— BEGIN Provided entries —

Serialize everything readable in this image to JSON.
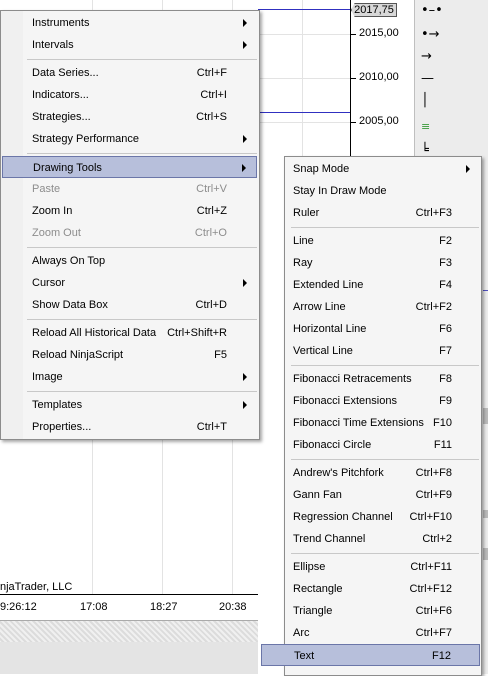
{
  "price_axis": {
    "current_price": "2017,75",
    "labels": [
      "2015,00",
      "2010,00",
      "2005,00"
    ]
  },
  "time_axis": {
    "labels": [
      "9:26:12",
      "17:08",
      "18:27",
      "20:38"
    ]
  },
  "copyright": "njaTrader, LLC",
  "main_menu": {
    "items": [
      {
        "label": "Instruments",
        "shortcut": "",
        "submenu": true
      },
      {
        "label": "Intervals",
        "shortcut": "",
        "submenu": true
      },
      {
        "label": "Data Series...",
        "shortcut": "Ctrl+F"
      },
      {
        "label": "Indicators...",
        "shortcut": "Ctrl+I"
      },
      {
        "label": "Strategies...",
        "shortcut": "Ctrl+S"
      },
      {
        "label": "Strategy Performance",
        "shortcut": "",
        "submenu": true
      },
      {
        "label": "Drawing Tools",
        "shortcut": "",
        "submenu": true
      },
      {
        "label": "Paste",
        "shortcut": "Ctrl+V"
      },
      {
        "label": "Zoom In",
        "shortcut": "Ctrl+Z"
      },
      {
        "label": "Zoom Out",
        "shortcut": "Ctrl+O"
      },
      {
        "label": "Always On Top",
        "shortcut": ""
      },
      {
        "label": "Cursor",
        "shortcut": "",
        "submenu": true
      },
      {
        "label": "Show Data Box",
        "shortcut": "Ctrl+D"
      },
      {
        "label": "Reload All Historical Data",
        "shortcut": "Ctrl+Shift+R"
      },
      {
        "label": "Reload NinjaScript",
        "shortcut": "F5"
      },
      {
        "label": "Image",
        "shortcut": "",
        "submenu": true
      },
      {
        "label": "Templates",
        "shortcut": "",
        "submenu": true
      },
      {
        "label": "Properties...",
        "shortcut": "Ctrl+T"
      }
    ]
  },
  "drawing_menu": {
    "items": [
      {
        "label": "Snap Mode",
        "shortcut": "",
        "submenu": true
      },
      {
        "label": "Stay In Draw Mode",
        "shortcut": ""
      },
      {
        "label": "Ruler",
        "shortcut": "Ctrl+F3"
      },
      {
        "label": "Line",
        "shortcut": "F2"
      },
      {
        "label": "Ray",
        "shortcut": "F3"
      },
      {
        "label": "Extended Line",
        "shortcut": "F4"
      },
      {
        "label": "Arrow Line",
        "shortcut": "Ctrl+F2"
      },
      {
        "label": "Horizontal Line",
        "shortcut": "F6"
      },
      {
        "label": "Vertical Line",
        "shortcut": "F7"
      },
      {
        "label": "Fibonacci Retracements",
        "shortcut": "F8"
      },
      {
        "label": "Fibonacci Extensions",
        "shortcut": "F9"
      },
      {
        "label": "Fibonacci Time Extensions",
        "shortcut": "F10"
      },
      {
        "label": "Fibonacci Circle",
        "shortcut": "F11"
      },
      {
        "label": "Andrew's Pitchfork",
        "shortcut": "Ctrl+F8"
      },
      {
        "label": "Gann Fan",
        "shortcut": "Ctrl+F9"
      },
      {
        "label": "Regression Channel",
        "shortcut": "Ctrl+F10"
      },
      {
        "label": "Trend Channel",
        "shortcut": "Ctrl+2"
      },
      {
        "label": "Ellipse",
        "shortcut": "Ctrl+F11"
      },
      {
        "label": "Rectangle",
        "shortcut": "Ctrl+F12"
      },
      {
        "label": "Triangle",
        "shortcut": "Ctrl+F6"
      },
      {
        "label": "Arc",
        "shortcut": "Ctrl+F7"
      },
      {
        "label": "Text",
        "shortcut": "F12"
      }
    ]
  },
  "colors": {
    "highlight": "#b7bfdb",
    "menu_bg": "#f5f5f5",
    "disabled_text": "#8d8d8d"
  }
}
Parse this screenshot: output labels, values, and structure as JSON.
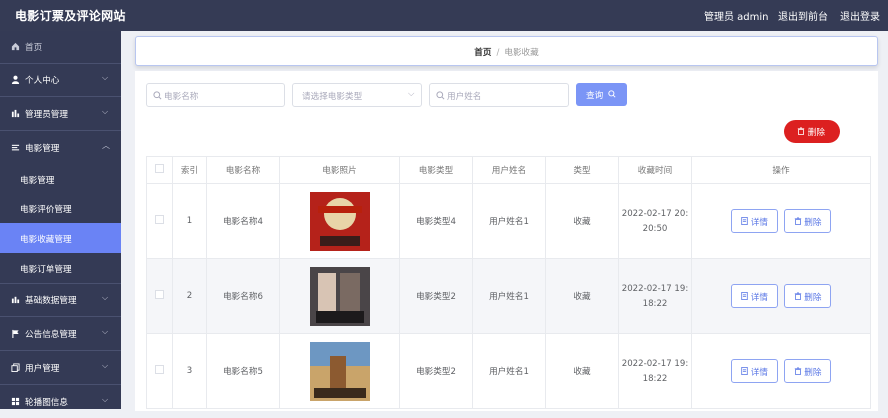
{
  "app": {
    "title": "电影订票及评论网站",
    "admin_label": "管理员 admin",
    "front_link": "退出到前台",
    "logout": "退出登录"
  },
  "sidebar": {
    "home": "首页",
    "menus": [
      {
        "label": "个人中心",
        "icon": "user-icon"
      },
      {
        "label": "管理员管理",
        "icon": "chart-icon"
      },
      {
        "label": "电影管理",
        "icon": "list-icon"
      }
    ],
    "submenus": [
      "电影管理",
      "电影评价管理",
      "电影收藏管理",
      "电影订单管理"
    ],
    "menus2": [
      {
        "label": "基础数据管理",
        "icon": "bars-icon"
      },
      {
        "label": "公告信息管理",
        "icon": "flag-icon"
      },
      {
        "label": "用户管理",
        "icon": "copy-icon"
      },
      {
        "label": "轮播图信息",
        "icon": "grid-icon"
      }
    ],
    "active_color": "#6a83f5"
  },
  "breadcrumb": {
    "home": "首页",
    "sep": "/",
    "current": "电影收藏"
  },
  "filters": {
    "movie_name_ph": "电影名称",
    "type_ph": "请选择电影类型",
    "user_name_ph": "用户姓名",
    "query_btn": "查询",
    "delete_btn": "删除"
  },
  "table": {
    "headers": [
      "索引",
      "电影名称",
      "电影照片",
      "电影类型",
      "用户姓名",
      "类型",
      "收藏时间",
      "操作"
    ],
    "rows": [
      {
        "index": "1",
        "name": "电影名称4",
        "type": "电影类型4",
        "user": "用户姓名1",
        "kind": "收藏",
        "time1": "2022-02-17 20:",
        "time2": "20:50"
      },
      {
        "index": "2",
        "name": "电影名称6",
        "type": "电影类型2",
        "user": "用户姓名1",
        "kind": "收藏",
        "time1": "2022-02-17 19:",
        "time2": "18:22"
      },
      {
        "index": "3",
        "name": "电影名称5",
        "type": "电影类型2",
        "user": "用户姓名1",
        "kind": "收藏",
        "time1": "2022-02-17 19:",
        "time2": "18:22"
      }
    ],
    "detail_btn": "详情",
    "delete_btn": "删除"
  }
}
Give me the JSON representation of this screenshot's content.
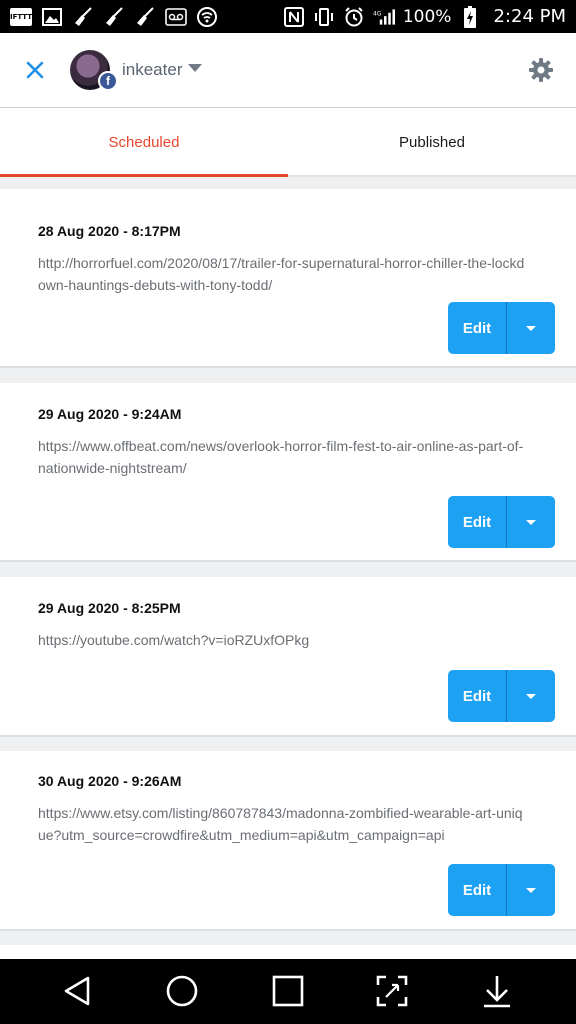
{
  "status_bar": {
    "left_icons": [
      "ifttt-icon",
      "image-icon",
      "broom-icon",
      "broom-icon",
      "broom-icon",
      "voicemail-icon",
      "wifi-tether-icon"
    ],
    "ifttt_label": "IFTTT",
    "right_icons": [
      "nfc-icon",
      "vibrate-icon",
      "alarm-icon",
      "lte-signal-icon",
      "battery-charging-icon"
    ],
    "battery": "100%",
    "time": "2:24 PM"
  },
  "header": {
    "close_icon": "close-icon",
    "account_name": "inkeater",
    "badge_letter": "f",
    "settings_icon": "gear-icon"
  },
  "tabs": [
    {
      "label": "Scheduled",
      "active": true
    },
    {
      "label": "Published",
      "active": false
    }
  ],
  "posts": [
    {
      "date": "28 Aug 2020 - 8:17PM",
      "url": "http://horrorfuel.com/2020/08/17/trailer-for-supernatural-horror-chiller-the-lockdown-hauntings-debuts-with-tony-todd/",
      "edit_label": "Edit"
    },
    {
      "date": "29 Aug 2020 - 9:24AM",
      "url": "https://www.offbeat.com/news/overlook-horror-film-fest-to-air-online-as-part-of-nationwide-nightstream/",
      "edit_label": "Edit"
    },
    {
      "date": "29 Aug 2020 - 8:25PM",
      "url": "https://youtube.com/watch?v=ioRZUxfOPkg",
      "edit_label": "Edit"
    },
    {
      "date": "30 Aug 2020 - 9:26AM",
      "url": "https://www.etsy.com/listing/860787843/madonna-zombified-wearable-art-unique?utm_source=crowdfire&utm_medium=api&utm_campaign=api",
      "edit_label": "Edit"
    }
  ],
  "nav_bar": [
    "back-icon",
    "home-icon",
    "recents-icon",
    "screen-capture-icon",
    "notification-pull-icon"
  ],
  "colors": {
    "accent": "#e8452c",
    "edit_button": "#1da1f2",
    "facebook": "#3b5998"
  }
}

— END Provided entries —

• Exercise objective: Search the entries for the word "this", then gather every line that has it.

• Correct result:
Serialize everything readable in this image to JSON.
Parse this screenshot: output labels, values, and structure as JSON.
Give me the JSON representation of this screenshot's content.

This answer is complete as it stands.